____ RECORDS PROVIDED
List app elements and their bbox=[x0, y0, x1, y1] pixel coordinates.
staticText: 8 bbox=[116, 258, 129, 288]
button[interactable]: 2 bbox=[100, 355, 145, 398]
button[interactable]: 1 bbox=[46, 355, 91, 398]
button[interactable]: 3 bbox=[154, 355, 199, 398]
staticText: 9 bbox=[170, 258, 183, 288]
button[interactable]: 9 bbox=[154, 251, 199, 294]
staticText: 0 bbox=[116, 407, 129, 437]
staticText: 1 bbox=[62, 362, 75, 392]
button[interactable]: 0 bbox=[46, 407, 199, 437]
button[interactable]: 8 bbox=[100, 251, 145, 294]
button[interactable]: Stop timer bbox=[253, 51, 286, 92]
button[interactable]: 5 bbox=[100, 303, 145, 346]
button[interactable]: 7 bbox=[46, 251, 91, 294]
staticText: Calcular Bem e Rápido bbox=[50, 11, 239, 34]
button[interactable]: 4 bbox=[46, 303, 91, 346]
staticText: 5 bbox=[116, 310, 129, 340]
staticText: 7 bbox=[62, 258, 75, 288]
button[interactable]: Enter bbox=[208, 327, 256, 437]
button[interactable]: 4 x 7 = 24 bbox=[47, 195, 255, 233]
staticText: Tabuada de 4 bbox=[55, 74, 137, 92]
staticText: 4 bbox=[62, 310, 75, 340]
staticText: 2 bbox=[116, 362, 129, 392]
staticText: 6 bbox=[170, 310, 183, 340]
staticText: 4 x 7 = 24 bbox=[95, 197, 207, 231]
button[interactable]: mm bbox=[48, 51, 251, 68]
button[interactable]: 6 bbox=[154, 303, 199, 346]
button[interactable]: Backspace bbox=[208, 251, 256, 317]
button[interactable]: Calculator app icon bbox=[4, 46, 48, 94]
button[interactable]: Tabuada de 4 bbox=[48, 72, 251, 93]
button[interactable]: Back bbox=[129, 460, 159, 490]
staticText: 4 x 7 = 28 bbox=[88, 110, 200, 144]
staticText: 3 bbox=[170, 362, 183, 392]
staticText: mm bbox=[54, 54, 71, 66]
________
### OBJECTIVE:
Copy every line of the entries above, reproducing each character without change.

### EXERCISE RESULT:
List app elements and their bbox=[x0, y0, x1, y1] pixel coordinates.
staticText: 8 bbox=[116, 258, 129, 288]
button[interactable]: 2 bbox=[100, 355, 145, 398]
button[interactable]: 1 bbox=[46, 355, 91, 398]
button[interactable]: 3 bbox=[154, 355, 199, 398]
staticText: 9 bbox=[170, 258, 183, 288]
button[interactable]: 9 bbox=[154, 251, 199, 294]
staticText: 0 bbox=[116, 407, 129, 437]
staticText: 1 bbox=[62, 362, 75, 392]
button[interactable]: 0 bbox=[46, 407, 199, 437]
button[interactable]: 8 bbox=[100, 251, 145, 294]
button[interactable]: Stop timer bbox=[253, 51, 286, 92]
button[interactable]: 5 bbox=[100, 303, 145, 346]
button[interactable]: 7 bbox=[46, 251, 91, 294]
staticText: Calcular Bem e Rápido bbox=[50, 11, 239, 34]
button[interactable]: 4 bbox=[46, 303, 91, 346]
staticText: 5 bbox=[116, 310, 129, 340]
staticText: 7 bbox=[62, 258, 75, 288]
button[interactable]: Enter bbox=[208, 327, 256, 437]
button[interactable]: 4 x 7 = 24 bbox=[47, 195, 255, 233]
staticText: Tabuada de 4 bbox=[55, 74, 137, 92]
staticText: 4 bbox=[62, 310, 75, 340]
staticText: 2 bbox=[116, 362, 129, 392]
staticText: 6 bbox=[170, 310, 183, 340]
staticText: 4 x 7 = 24 bbox=[95, 197, 207, 231]
button[interactable]: mm bbox=[48, 51, 251, 68]
button[interactable]: 6 bbox=[154, 303, 199, 346]
button[interactable]: Backspace bbox=[208, 251, 256, 317]
button[interactable]: Calculator app icon bbox=[4, 46, 48, 94]
button[interactable]: Tabuada de 4 bbox=[48, 72, 251, 93]
button[interactable]: Back bbox=[129, 460, 159, 490]
staticText: 4 x 7 = 28 bbox=[88, 110, 200, 144]
staticText: 3 bbox=[170, 362, 183, 392]
staticText: mm bbox=[54, 54, 71, 66]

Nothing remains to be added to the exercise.